> _Excerpted passage_:

I experienced the truth of Tocqueville’s observations firsthand when I polled a number of Black Friday shoppers at a Walmart in rural Virginia last year. I asked questions like, “Why did you come here?” and “What does Black Friday mean to you?” I had expected responses purely commercial in nature—“I came for the iPhone” or “Black Friday is the best day to save money for Christmas.” Instead, the people I polled told me they had come because shopping is a good family activity or that they believed in Black Friday because it is the first day in the season of giving.
Critics of Black Friday often view it as representative of the dark side of the American dream—a holiday devoted to consumerism and materialism that parodies the community that people experience the day before on Thanksgiving. But the fact that people go out to shop at an ungodly hour in the name of a community or family gives the holiday a certain amount of legitimacy as a mode (although a warped mode) of Christianity. Turning this day into a family event represents an attempt to baptize it and make it something permissible because it is not just about greed: Black Friday is about family and Christmas cheer.
Of course, religion and commerce cannot coexist forever. Even now, it’s hard to see Christmas as a religious holiday because of all of the fanfare that surrounds the cult of Santa Claus, the blockbuster movie openings on Christmas, and of course, Black Friday. Maybe as Americans continue to compromise Christianity with materialism, Black Friday will become the new reason for the season.
But until then, the holiday remains something uniquely American—an attempt to conform a nationwide obsession with materialism and all of the post-Thanksgiving shoppers’ angst with the idea that it is all in preparation for the coming of the King of Kings.

> _Given entries_:
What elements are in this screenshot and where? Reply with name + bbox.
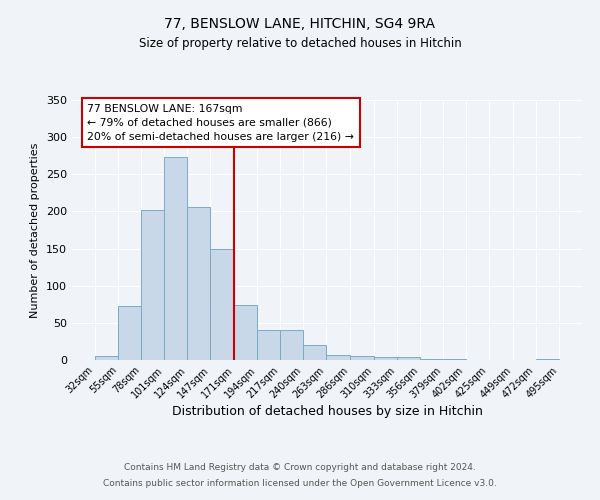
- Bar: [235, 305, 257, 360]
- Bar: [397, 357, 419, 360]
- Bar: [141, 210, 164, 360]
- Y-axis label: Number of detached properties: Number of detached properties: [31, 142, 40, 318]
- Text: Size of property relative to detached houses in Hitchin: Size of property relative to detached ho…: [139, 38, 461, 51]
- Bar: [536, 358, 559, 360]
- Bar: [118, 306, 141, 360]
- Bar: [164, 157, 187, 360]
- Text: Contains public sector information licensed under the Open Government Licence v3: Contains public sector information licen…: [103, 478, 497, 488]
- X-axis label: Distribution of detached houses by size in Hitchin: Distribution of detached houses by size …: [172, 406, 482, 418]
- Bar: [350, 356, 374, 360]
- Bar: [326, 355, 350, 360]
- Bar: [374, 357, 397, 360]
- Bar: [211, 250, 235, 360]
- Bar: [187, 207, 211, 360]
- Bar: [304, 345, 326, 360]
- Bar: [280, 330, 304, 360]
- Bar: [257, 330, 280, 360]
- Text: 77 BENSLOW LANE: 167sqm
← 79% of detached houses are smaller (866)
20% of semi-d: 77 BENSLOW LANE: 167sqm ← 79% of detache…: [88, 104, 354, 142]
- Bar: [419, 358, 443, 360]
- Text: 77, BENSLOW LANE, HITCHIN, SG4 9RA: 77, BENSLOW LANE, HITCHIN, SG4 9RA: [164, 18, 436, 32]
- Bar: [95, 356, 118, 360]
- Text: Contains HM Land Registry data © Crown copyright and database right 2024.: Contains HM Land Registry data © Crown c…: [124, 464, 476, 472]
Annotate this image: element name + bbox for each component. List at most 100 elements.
...
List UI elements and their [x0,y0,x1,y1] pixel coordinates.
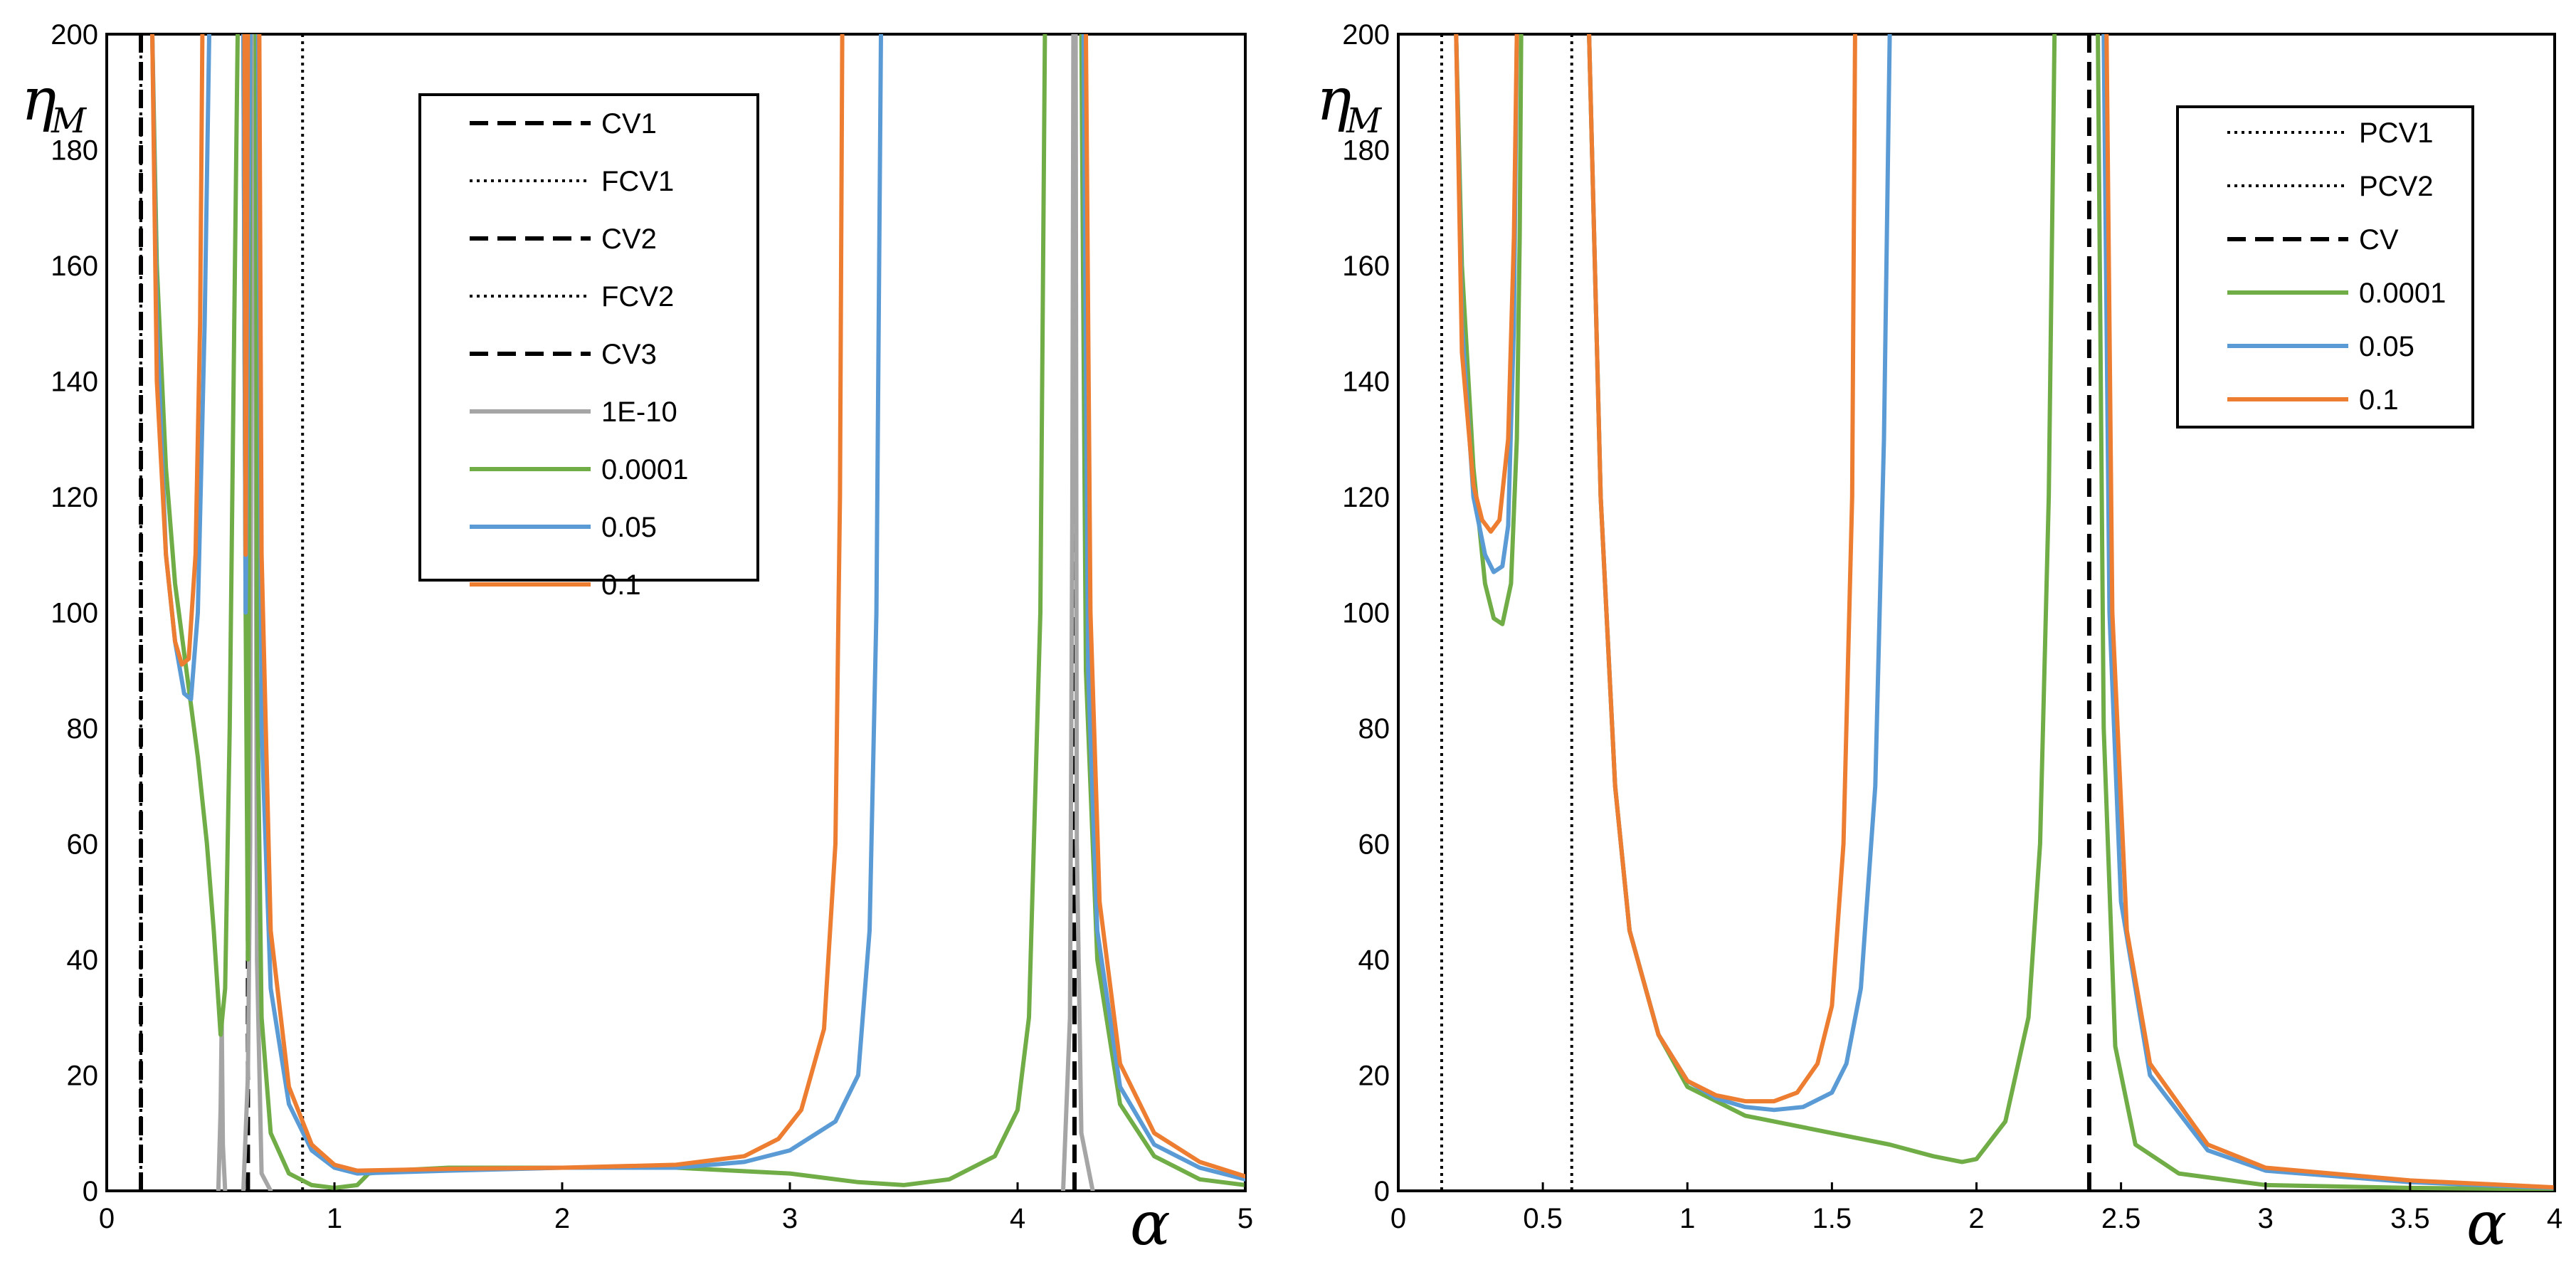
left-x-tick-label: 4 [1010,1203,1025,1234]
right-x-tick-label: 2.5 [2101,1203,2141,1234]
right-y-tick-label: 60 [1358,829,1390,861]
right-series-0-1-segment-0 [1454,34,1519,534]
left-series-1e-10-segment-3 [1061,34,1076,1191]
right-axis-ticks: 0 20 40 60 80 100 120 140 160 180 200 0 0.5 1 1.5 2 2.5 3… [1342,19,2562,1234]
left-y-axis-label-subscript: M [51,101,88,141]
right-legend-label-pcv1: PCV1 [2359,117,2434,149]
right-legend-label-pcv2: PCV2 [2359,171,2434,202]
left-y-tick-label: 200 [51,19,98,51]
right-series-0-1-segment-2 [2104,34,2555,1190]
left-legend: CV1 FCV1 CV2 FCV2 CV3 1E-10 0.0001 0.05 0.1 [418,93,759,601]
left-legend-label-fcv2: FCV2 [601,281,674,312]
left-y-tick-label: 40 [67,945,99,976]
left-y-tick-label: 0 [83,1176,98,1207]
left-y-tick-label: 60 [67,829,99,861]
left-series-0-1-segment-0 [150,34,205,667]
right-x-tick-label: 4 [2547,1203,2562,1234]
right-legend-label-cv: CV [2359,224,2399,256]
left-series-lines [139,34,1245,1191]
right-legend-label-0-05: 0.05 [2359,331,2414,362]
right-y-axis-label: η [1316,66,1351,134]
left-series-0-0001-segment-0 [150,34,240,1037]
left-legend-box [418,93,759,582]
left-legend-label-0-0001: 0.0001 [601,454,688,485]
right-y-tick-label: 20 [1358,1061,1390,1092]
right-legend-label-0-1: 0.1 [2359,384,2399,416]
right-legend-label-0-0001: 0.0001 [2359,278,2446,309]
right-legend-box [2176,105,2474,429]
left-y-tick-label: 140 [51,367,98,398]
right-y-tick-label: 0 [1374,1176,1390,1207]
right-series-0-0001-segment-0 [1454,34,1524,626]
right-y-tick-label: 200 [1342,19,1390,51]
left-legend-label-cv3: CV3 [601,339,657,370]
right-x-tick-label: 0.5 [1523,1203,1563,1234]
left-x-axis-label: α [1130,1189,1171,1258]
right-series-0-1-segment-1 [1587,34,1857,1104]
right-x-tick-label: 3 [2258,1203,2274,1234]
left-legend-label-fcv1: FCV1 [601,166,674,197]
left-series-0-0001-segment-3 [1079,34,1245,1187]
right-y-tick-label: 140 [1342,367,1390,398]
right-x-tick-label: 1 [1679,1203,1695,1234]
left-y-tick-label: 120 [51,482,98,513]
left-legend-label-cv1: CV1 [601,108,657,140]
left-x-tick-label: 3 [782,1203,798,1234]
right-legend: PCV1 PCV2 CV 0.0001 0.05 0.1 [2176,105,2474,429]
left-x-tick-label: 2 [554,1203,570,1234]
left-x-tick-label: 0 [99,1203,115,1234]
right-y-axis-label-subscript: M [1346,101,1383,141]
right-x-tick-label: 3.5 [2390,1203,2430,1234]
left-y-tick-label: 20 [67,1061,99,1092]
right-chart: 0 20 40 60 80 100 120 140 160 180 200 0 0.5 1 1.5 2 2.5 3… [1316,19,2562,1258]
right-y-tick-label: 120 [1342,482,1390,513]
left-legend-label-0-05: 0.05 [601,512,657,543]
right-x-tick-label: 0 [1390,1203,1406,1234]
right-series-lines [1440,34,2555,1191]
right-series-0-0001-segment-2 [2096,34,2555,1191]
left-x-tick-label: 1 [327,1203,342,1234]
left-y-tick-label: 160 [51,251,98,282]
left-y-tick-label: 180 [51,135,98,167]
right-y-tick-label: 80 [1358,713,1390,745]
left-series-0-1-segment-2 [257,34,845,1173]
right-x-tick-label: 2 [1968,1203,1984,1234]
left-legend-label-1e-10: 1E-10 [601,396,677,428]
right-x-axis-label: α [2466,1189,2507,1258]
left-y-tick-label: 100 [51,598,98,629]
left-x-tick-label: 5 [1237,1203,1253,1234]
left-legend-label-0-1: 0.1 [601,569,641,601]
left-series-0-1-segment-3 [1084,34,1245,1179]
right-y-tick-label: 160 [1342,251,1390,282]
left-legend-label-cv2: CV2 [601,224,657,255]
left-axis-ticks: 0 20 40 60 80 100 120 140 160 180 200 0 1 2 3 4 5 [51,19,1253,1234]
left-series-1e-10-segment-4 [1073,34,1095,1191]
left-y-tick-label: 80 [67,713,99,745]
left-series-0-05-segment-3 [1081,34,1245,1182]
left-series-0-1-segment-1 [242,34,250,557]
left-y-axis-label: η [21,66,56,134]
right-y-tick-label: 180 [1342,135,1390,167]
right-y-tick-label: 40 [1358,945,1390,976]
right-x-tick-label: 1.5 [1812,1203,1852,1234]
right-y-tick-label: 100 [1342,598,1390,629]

> _Task list_:
1) List the things the Black Friday essay says make it hard to see Christmas as a religious holiday.
2) Edit the Black Friday essay: give the stretch from "Of course, religion" through "for the season." again, with "Christianity" changed to "faith".
The rows above are separate material and are not part of the Black Friday essay.

> _Worked answers_:
1)
- The fanfare that surrounds the cult of Santa Claus
- The blockbuster movie openings on Christmas
- Black Friday

2)
Of course, religion and commerce cannot coexist forever. Even now, it’s hard to see Christmas as a religious holiday because of all of the fanfare that surrounds the cult of Santa Claus, the blockbuster movie openings on Christmas, and of course, Black Friday. Maybe as Americans continue to compromise faith with materialism, Black Friday will become the new reason for the season.